- _Your task_
Without including any pictures, write out the listing below exactly.

- _Listed entries_
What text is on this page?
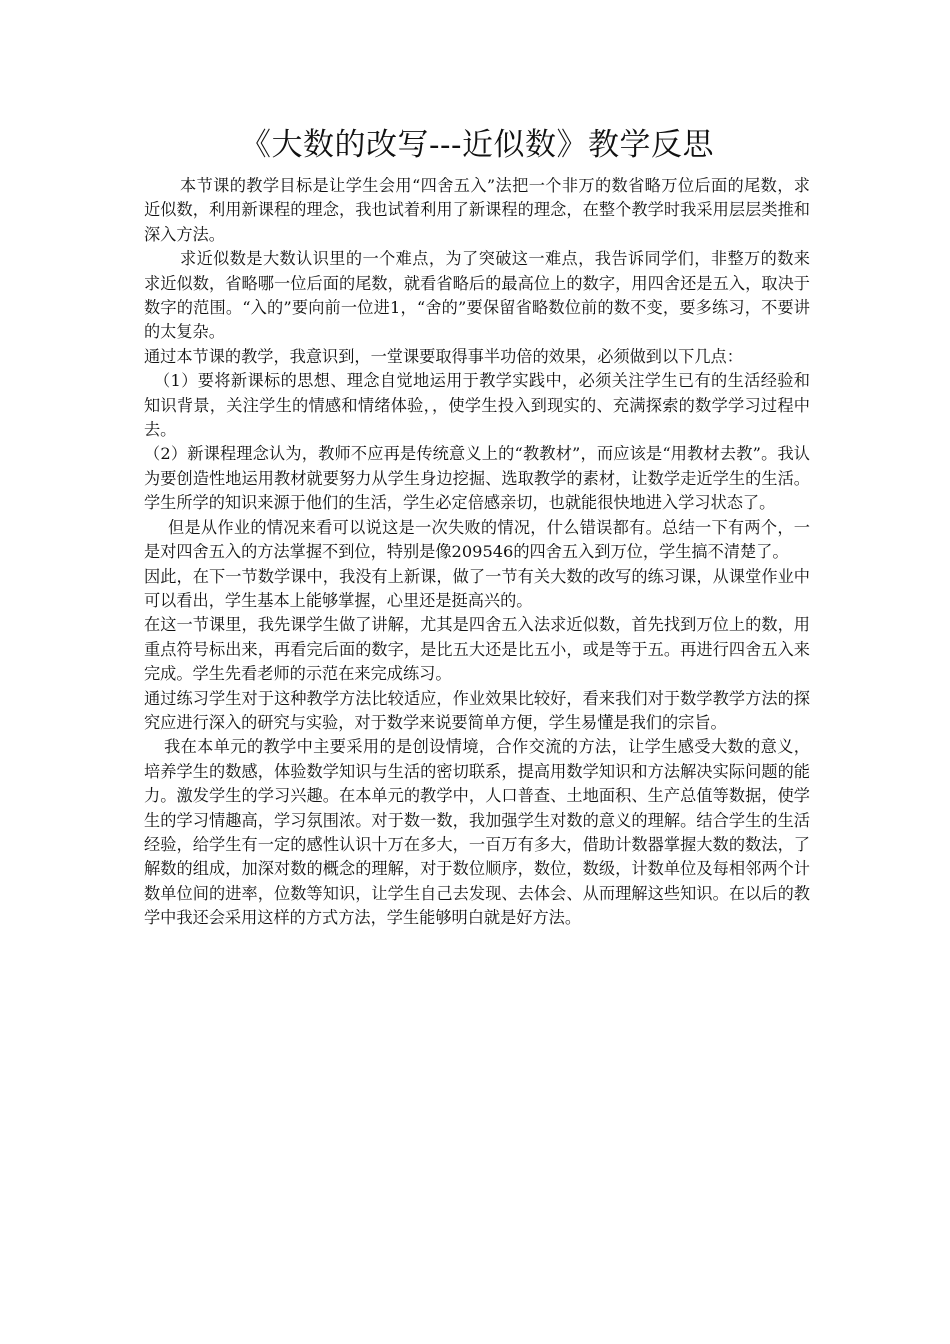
《大数的改写---近似数》教学反思

本节课的教学目标是让学生会用“四舍五入”法把一个非万的数省略万位后面的尾数，求近似数，利用新课程的理念，我也试着利用了新课程的理念，在整个教学时我采用层层类推和深入方法。

求近似数是大数认识里的一个难点，为了突破这一难点，我告诉同学们，非整万的数来求近似数，省略哪一位后面的尾数，就看省略后的最高位上的数字，用四舍还是五入，取决于数字的范围。“入的”要向前一位进1，“舍的”要保留省略数位前的数不变，要多练习，不要讲的太复杂。

通过本节课的教学，我意识到，一堂课要取得事半功倍的效果，必须做到以下几点：

（1）要将新课标的思想、理念自觉地运用于教学实践中，必须关注学生已有的生活经验和知识背景，关注学生的情感和情绪体验，，使学生投入到现实的、充满探索的数学学习过程中去。

（2）新课程理念认为，教师不应再是传统意义上的“教教材”，而应该是“用教材去教”。我认为要创造性地运用教材就要努力从学生身边挖掘、选取教学的素材，让数学走近学生的生活。学生所学的知识来源于他们的生活，学生必定倍感亲切，也就能很快地进入学习状态了。

但是从作业的情况来看可以说这是一次失败的情况，什么错误都有。总结一下有两个，一是对四舍五入的方法掌握不到位，特别是像209546的四舍五入到万位，学生搞不清楚了。

因此，在下一节数学课中，我没有上新课，做了一节有关大数的改写的练习课，从课堂作业中可以看出，学生基本上能够掌握，心里还是挺高兴的。

在这一节课里，我先课学生做了讲解，尤其是四舍五入法求近似数，首先找到万位上的数，用重点符号标出来，再看完后面的数字，是比五大还是比五小，或是等于五。再进行四舍五入来完成。学生先看老师的示范在来完成练习。

通过练习学生对于这种教学方法比较适应，作业效果比较好，看来我们对于数学教学方法的探究应进行深入的研究与实验，对于数学来说要简单方便，学生易懂是我们的宗旨。

我在本单元的教学中主要采用的是创设情境，合作交流的方法，让学生感受大数的意义，培养学生的数感，体验数学知识与生活的密切联系，提高用数学知识和方法解决实际问题的能力。激发学生的学习兴趣。在本单元的教学中，人口普查、土地面积、生产总值等数据，使学生的学习情趣高，学习氛围浓。对于数一数，我加强学生对数的意义的理解。结合学生的生活经验，给学生有一定的感性认识十万在多大，一百万有多大，借助计数器掌握大数的数法，了解数的组成，加深对数的概念的理解，对于数位顺序，数位，数级，计数单位及每相邻两个计数单位间的进率，位数等知识，让学生自己去发现、去体会、从而理解这些知识。在以后的教学中我还会采用这样的方式方法，学生能够明白就是好方法。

- _Problem solution_
What text is on this page?
《大数的改写---近似数》教学反思

本节课的教学目标是让学生会用“四舍五入”法把一个非万的数省略万位后面的尾数，求近似数，利用新课程的理念，我也试着利用了新课程的理念，在整个教学时我采用层层类推和深入方法。

求近似数是大数认识里的一个难点，为了突破这一难点，我告诉同学们，非整万的数来求近似数，省略哪一位后面的尾数，就看省略后的最高位上的数字，用四舍还是五入，取决于数字的范围。“入的”要向前一位进1，“舍的”要保留省略数位前的数不变，要多练习，不要讲的太复杂。

通过本节课的教学，我意识到，一堂课要取得事半功倍的效果，必须做到以下几点：

（1）要将新课标的思想、理念自觉地运用于教学实践中，必须关注学生已有的生活经验和知识背景，关注学生的情感和情绪体验，，使学生投入到现实的、充满探索的数学学习过程中去。

（2）新课程理念认为，教师不应再是传统意义上的“教教材”，而应该是“用教材去教”。我认为要创造性地运用教材就要努力从学生身边挖掘、选取教学的素材，让数学走近学生的生活。学生所学的知识来源于他们的生活，学生必定倍感亲切，也就能很快地进入学习状态了。

但是从作业的情况来看可以说这是一次失败的情况，什么错误都有。总结一下有两个，一是对四舍五入的方法掌握不到位，特别是像209546的四舍五入到万位，学生搞不清楚了。

因此，在下一节数学课中，我没有上新课，做了一节有关大数的改写的练习课，从课堂作业中可以看出，学生基本上能够掌握，心里还是挺高兴的。

在这一节课里，我先课学生做了讲解，尤其是四舍五入法求近似数，首先找到万位上的数，用重点符号标出来，再看完后面的数字，是比五大还是比五小，或是等于五。再进行四舍五入来完成。学生先看老师的示范在来完成练习。

通过练习学生对于这种教学方法比较适应，作业效果比较好，看来我们对于数学教学方法的探究应进行深入的研究与实验，对于数学来说要简单方便，学生易懂是我们的宗旨。

我在本单元的教学中主要采用的是创设情境，合作交流的方法，让学生感受大数的意义，培养学生的数感，体验数学知识与生活的密切联系，提高用数学知识和方法解决实际问题的能力。激发学生的学习兴趣。在本单元的教学中，人口普查、土地面积、生产总值等数据，使学生的学习情趣高，学习氛围浓。对于数一数，我加强学生对数的意义的理解。结合学生的生活经验，给学生有一定的感性认识十万在多大，一百万有多大，借助计数器掌握大数的数法，了解数的组成，加深对数的概念的理解，对于数位顺序，数位，数级，计数单位及每相邻两个计数单位间的进率，位数等知识，让学生自己去发现、去体会、从而理解这些知识。在以后的教学中我还会采用这样的方式方法，学生能够明白就是好方法。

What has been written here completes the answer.